_Goal of the exercise_.
Give back the full material, exactly as it reads.

_Provided information_.
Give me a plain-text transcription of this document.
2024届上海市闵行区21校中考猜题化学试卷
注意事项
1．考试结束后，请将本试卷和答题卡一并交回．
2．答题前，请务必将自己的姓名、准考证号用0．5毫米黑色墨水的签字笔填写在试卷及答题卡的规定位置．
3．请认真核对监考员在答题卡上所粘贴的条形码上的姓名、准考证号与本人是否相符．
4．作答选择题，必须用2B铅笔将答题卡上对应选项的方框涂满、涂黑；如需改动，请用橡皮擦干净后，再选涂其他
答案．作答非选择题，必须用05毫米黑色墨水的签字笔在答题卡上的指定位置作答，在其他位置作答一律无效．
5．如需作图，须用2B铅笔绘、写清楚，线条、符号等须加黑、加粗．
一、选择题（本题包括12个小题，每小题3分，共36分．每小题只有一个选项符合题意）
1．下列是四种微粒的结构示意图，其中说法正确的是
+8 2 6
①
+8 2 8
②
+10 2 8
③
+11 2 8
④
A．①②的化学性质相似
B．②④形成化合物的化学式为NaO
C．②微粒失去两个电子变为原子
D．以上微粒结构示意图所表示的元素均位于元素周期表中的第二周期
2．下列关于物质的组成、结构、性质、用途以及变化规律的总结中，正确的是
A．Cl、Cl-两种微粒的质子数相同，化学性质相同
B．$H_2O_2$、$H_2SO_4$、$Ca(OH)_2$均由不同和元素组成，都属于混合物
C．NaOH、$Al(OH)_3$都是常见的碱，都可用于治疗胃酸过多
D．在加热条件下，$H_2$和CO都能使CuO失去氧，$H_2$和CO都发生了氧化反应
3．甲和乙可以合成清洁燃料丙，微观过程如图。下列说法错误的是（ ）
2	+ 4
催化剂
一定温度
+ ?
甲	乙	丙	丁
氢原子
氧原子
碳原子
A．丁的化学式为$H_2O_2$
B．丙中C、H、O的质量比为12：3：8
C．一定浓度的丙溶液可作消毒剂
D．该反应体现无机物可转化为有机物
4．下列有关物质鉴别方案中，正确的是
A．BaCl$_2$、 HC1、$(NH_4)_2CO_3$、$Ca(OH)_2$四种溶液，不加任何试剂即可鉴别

_Full answer_.
Give me a plain-text transcription of this document.
2024届上海市闵行区21校中考猜题化学试卷
注意事项
1．考试结束后，请将本试卷和答题卡一并交回．
2．答题前，请务必将自己的姓名、准考证号用0．5毫米黑色墨水的签字笔填写在试卷及答题卡的规定位置．
3．请认真核对监考员在答题卡上所粘贴的条形码上的姓名、准考证号与本人是否相符．
4．作答选择题，必须用2B铅笔将答题卡上对应选项的方框涂满、涂黑；如需改动，请用橡皮擦干净后，再选涂其他
答案．作答非选择题，必须用05毫米黑色墨水的签字笔在答题卡上的指定位置作答，在其他位置作答一律无效．
5．如需作图，须用2B铅笔绘、写清楚，线条、符号等须加黑、加粗．
一、选择题（本题包括12个小题，每小题3分，共36分．每小题只有一个选项符合题意）
1．下列是四种微粒的结构示意图，其中说法正确的是
+8 2 6
①
+8 2 8
②
+10 2 8
③
+11 2 8
④
A．①②的化学性质相似
B．②④形成化合物的化学式为NaO
C．②微粒失去两个电子变为原子
D．以上微粒结构示意图所表示的元素均位于元素周期表中的第二周期
2．下列关于物质的组成、结构、性质、用途以及变化规律的总结中，正确的是
A．Cl、Cl-两种微粒的质子数相同，化学性质相同
B．$H_2O_2$、$H_2SO_4$、$Ca(OH)_2$均由不同和元素组成，都属于混合物
C．NaOH、$Al(OH)_3$都是常见的碱，都可用于治疗胃酸过多
D．在加热条件下，$H_2$和CO都能使CuO失去氧，$H_2$和CO都发生了氧化反应
3．甲和乙可以合成清洁燃料丙，微观过程如图。下列说法错误的是（ ）
2	+ 4
催化剂
一定温度
+ ?
甲	乙	丙	丁
氢原子
氧原子
碳原子
A．丁的化学式为$H_2O_2$
B．丙中C、H、O的质量比为12：3：8
C．一定浓度的丙溶液可作消毒剂
D．该反应体现无机物可转化为有机物
4．下列有关物质鉴别方案中，正确的是
A．BaCl$_2$、 HC1、$(NH_4)_2CO_3$、$Ca(OH)_2$四种溶液，不加任何试剂即可鉴别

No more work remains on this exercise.